*Problem requirements*.
Reproduce all of the records below, substituting "Round marker" for every occurrence of "Circle shape" and leaving everything else unchanged.

*Material*.
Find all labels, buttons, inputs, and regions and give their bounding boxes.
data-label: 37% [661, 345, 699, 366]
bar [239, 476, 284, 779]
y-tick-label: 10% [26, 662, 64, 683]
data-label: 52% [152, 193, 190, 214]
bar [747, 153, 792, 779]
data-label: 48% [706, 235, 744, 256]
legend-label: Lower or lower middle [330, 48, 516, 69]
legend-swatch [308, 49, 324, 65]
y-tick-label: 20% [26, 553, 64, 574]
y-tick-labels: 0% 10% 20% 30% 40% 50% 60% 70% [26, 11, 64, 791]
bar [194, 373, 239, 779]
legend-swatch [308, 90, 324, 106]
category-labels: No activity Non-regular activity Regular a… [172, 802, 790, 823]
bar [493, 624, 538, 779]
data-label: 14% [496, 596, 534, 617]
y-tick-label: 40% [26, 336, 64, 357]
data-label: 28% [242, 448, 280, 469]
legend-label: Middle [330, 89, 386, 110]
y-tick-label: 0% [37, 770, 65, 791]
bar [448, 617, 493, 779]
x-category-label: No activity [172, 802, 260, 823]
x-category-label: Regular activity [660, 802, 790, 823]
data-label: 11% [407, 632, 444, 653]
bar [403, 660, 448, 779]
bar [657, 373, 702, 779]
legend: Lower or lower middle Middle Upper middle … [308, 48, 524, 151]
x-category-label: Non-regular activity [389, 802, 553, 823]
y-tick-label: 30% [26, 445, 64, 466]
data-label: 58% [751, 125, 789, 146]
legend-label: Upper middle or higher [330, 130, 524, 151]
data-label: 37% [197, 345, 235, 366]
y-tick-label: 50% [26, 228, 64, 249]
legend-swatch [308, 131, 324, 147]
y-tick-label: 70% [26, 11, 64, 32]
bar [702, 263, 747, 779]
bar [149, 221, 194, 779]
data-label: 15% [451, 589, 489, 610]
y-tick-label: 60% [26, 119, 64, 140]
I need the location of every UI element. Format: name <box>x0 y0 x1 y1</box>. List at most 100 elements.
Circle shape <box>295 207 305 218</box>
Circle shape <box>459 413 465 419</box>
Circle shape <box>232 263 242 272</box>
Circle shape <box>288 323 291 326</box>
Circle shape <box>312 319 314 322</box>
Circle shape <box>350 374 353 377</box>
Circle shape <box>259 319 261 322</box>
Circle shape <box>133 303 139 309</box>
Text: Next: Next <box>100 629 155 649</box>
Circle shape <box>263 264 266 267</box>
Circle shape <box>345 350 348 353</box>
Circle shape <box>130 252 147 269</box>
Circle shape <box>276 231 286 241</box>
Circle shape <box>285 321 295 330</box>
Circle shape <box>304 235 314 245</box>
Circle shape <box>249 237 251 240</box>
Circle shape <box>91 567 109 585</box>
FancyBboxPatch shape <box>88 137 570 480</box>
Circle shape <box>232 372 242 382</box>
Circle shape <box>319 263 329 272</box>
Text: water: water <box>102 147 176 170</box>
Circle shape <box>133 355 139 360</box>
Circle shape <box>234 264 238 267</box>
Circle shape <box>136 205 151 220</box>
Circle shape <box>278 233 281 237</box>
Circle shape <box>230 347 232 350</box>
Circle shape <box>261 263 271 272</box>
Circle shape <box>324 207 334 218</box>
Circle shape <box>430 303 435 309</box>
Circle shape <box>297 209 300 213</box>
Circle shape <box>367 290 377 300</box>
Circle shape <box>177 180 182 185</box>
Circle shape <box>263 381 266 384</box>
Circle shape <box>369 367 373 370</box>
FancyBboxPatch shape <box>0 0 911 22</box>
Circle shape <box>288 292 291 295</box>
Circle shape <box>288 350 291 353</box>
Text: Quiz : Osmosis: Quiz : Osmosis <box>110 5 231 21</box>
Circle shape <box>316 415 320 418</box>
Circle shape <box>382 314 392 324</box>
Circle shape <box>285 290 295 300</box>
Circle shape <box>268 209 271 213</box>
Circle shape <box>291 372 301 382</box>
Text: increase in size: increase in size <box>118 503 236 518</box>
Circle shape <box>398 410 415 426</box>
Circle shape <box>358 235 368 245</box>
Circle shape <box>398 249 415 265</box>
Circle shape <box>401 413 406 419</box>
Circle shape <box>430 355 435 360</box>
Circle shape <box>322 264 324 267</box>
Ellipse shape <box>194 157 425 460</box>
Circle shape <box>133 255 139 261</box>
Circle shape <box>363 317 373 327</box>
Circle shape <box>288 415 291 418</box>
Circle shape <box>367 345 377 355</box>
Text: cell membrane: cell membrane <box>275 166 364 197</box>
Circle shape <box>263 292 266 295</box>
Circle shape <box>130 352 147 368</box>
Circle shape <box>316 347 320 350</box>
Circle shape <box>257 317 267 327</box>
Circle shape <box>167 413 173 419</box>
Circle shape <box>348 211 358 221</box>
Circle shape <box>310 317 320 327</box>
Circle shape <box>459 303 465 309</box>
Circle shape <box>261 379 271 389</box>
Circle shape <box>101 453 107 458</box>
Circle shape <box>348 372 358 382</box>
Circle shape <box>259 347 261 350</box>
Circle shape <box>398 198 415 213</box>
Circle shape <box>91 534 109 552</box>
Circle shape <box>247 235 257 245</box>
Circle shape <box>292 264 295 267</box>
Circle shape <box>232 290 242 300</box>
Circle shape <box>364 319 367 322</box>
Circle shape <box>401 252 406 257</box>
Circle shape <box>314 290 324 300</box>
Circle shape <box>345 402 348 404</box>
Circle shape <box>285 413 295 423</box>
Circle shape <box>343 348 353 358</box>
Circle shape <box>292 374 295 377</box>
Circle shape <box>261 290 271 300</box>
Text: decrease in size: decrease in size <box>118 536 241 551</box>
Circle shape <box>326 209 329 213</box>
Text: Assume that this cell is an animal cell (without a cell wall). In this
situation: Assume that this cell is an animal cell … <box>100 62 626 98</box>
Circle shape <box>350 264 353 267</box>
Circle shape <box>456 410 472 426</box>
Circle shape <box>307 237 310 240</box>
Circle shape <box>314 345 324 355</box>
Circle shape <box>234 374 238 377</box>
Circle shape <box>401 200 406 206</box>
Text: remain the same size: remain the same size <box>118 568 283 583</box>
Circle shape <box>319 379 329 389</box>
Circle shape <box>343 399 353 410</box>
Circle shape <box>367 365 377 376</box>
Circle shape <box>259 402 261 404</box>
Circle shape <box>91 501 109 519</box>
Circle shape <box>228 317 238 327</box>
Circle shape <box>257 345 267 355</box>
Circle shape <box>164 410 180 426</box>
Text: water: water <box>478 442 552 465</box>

*Task result*.
Find all labels, buttons, inputs, and regions and give their bounding boxes.
data-label: 37% [661, 345, 699, 366]
bar [239, 476, 284, 779]
y-tick-label: 10% [26, 662, 64, 683]
data-label: 52% [152, 193, 190, 214]
bar [747, 153, 792, 779]
data-label: 48% [706, 235, 744, 256]
legend-label: Lower or lower middle [330, 48, 516, 69]
legend-swatch [308, 49, 324, 65]
y-tick-label: 20% [26, 553, 64, 574]
y-tick-labels: 0% 10% 20% 30% 40% 50% 60% 70% [26, 11, 64, 791]
bar [194, 373, 239, 779]
legend-swatch [308, 90, 324, 106]
category-labels: No activity Non-regular activity Regular a… [172, 802, 790, 823]
bar [493, 624, 538, 779]
data-label: 14% [496, 596, 534, 617]
y-tick-label: 40% [26, 336, 64, 357]
data-label: 28% [242, 448, 280, 469]
legend-label: Middle [330, 89, 386, 110]
y-tick-label: 0% [37, 770, 65, 791]
bar [448, 617, 493, 779]
x-category-label: No activity [172, 802, 260, 823]
x-category-label: Regular activity [660, 802, 790, 823]
data-label: 11% [407, 632, 444, 653]
bar [403, 660, 448, 779]
bar [657, 373, 702, 779]
legend: Lower or lower middle Middle Upper middle … [308, 48, 524, 151]
x-category-label: Non-regular activity [389, 802, 553, 823]
y-tick-label: 30% [26, 445, 64, 466]
data-label: 58% [751, 125, 789, 146]
legend-label: Upper middle or higher [330, 130, 524, 151]
data-label: 37% [197, 345, 235, 366]
y-tick-label: 50% [26, 228, 64, 249]
legend-swatch [308, 131, 324, 147]
y-tick-label: 70% [26, 11, 64, 32]
bar [702, 263, 747, 779]
bar [149, 221, 194, 779]
data-label: 15% [451, 589, 489, 610]
y-tick-label: 60% [26, 119, 64, 140]
I need the location of every UI element. Format: name <box>x0 y0 x1 y1</box>. List at most 100 elements.
Round marker <box>295 207 305 218</box>
Round marker <box>459 413 465 419</box>
Round marker <box>232 263 242 272</box>
Round marker <box>288 323 291 326</box>
Round marker <box>312 319 314 322</box>
Round marker <box>350 374 353 377</box>
Round marker <box>259 319 261 322</box>
Round marker <box>133 303 139 309</box>
Text: Next: Next <box>100 629 155 649</box>
Round marker <box>263 264 266 267</box>
Round marker <box>345 350 348 353</box>
Round marker <box>130 252 147 269</box>
Round marker <box>276 231 286 241</box>
Round marker <box>285 321 295 330</box>
Round marker <box>304 235 314 245</box>
Round marker <box>249 237 251 240</box>
Round marker <box>91 567 109 585</box>
FancyBboxPatch shape <box>88 137 570 480</box>
Round marker <box>232 372 242 382</box>
Round marker <box>319 263 329 272</box>
Text: water: water <box>102 147 176 170</box>
Round marker <box>133 355 139 360</box>
Round marker <box>234 264 238 267</box>
Round marker <box>136 205 151 220</box>
Round marker <box>278 233 281 237</box>
Round marker <box>230 347 232 350</box>
Round marker <box>261 263 271 272</box>
Round marker <box>324 207 334 218</box>
Round marker <box>430 303 435 309</box>
Round marker <box>297 209 300 213</box>
Round marker <box>367 290 377 300</box>
Round marker <box>177 180 182 185</box>
Round marker <box>263 381 266 384</box>
Round marker <box>369 367 373 370</box>
FancyBboxPatch shape <box>0 0 911 22</box>
Round marker <box>288 292 291 295</box>
Round marker <box>288 350 291 353</box>
Text: Quiz : Osmosis: Quiz : Osmosis <box>110 5 231 21</box>
Round marker <box>316 415 320 418</box>
Round marker <box>382 314 392 324</box>
Round marker <box>285 290 295 300</box>
Round marker <box>268 209 271 213</box>
Round marker <box>291 372 301 382</box>
Text: increase in size: increase in size <box>118 503 236 518</box>
Round marker <box>398 410 415 426</box>
Round marker <box>358 235 368 245</box>
Round marker <box>398 249 415 265</box>
Round marker <box>401 413 406 419</box>
Round marker <box>430 355 435 360</box>
Round marker <box>322 264 324 267</box>
Ellipse shape <box>194 157 425 460</box>
Round marker <box>133 255 139 261</box>
Round marker <box>363 317 373 327</box>
Round marker <box>288 415 291 418</box>
Round marker <box>367 345 377 355</box>
Text: cell membrane: cell membrane <box>275 166 364 197</box>
Round marker <box>263 292 266 295</box>
Round marker <box>130 352 147 368</box>
Round marker <box>316 347 320 350</box>
Round marker <box>257 317 267 327</box>
Round marker <box>167 413 173 419</box>
Round marker <box>348 211 358 221</box>
Round marker <box>310 317 320 327</box>
Round marker <box>459 303 465 309</box>
Round marker <box>261 379 271 389</box>
Round marker <box>101 453 107 458</box>
Round marker <box>348 372 358 382</box>
Round marker <box>259 347 261 350</box>
Round marker <box>398 198 415 213</box>
Round marker <box>91 534 109 552</box>
Round marker <box>247 235 257 245</box>
Round marker <box>292 264 295 267</box>
Round marker <box>232 290 242 300</box>
Round marker <box>364 319 367 322</box>
Round marker <box>401 252 406 257</box>
Round marker <box>314 290 324 300</box>
Round marker <box>345 402 348 404</box>
Round marker <box>285 413 295 423</box>
Round marker <box>343 348 353 358</box>
Round marker <box>292 374 295 377</box>
Round marker <box>261 290 271 300</box>
Text: decrease in size: decrease in size <box>118 536 241 551</box>
Round marker <box>326 209 329 213</box>
Text: Assume that this cell is an animal cell (without a cell wall). In this
situation: Assume that this cell is an animal cell … <box>100 62 626 98</box>
Round marker <box>350 264 353 267</box>
Round marker <box>456 410 472 426</box>
Round marker <box>307 237 310 240</box>
Round marker <box>314 345 324 355</box>
Round marker <box>234 374 238 377</box>
Round marker <box>401 200 406 206</box>
Text: remain the same size: remain the same size <box>118 568 283 583</box>
Round marker <box>319 379 329 389</box>
Round marker <box>343 399 353 410</box>
Round marker <box>367 365 377 376</box>
Round marker <box>259 402 261 404</box>
Round marker <box>91 501 109 519</box>
Round marker <box>228 317 238 327</box>
Round marker <box>257 345 267 355</box>
Round marker <box>164 410 180 426</box>
Text: water: water <box>478 442 552 465</box>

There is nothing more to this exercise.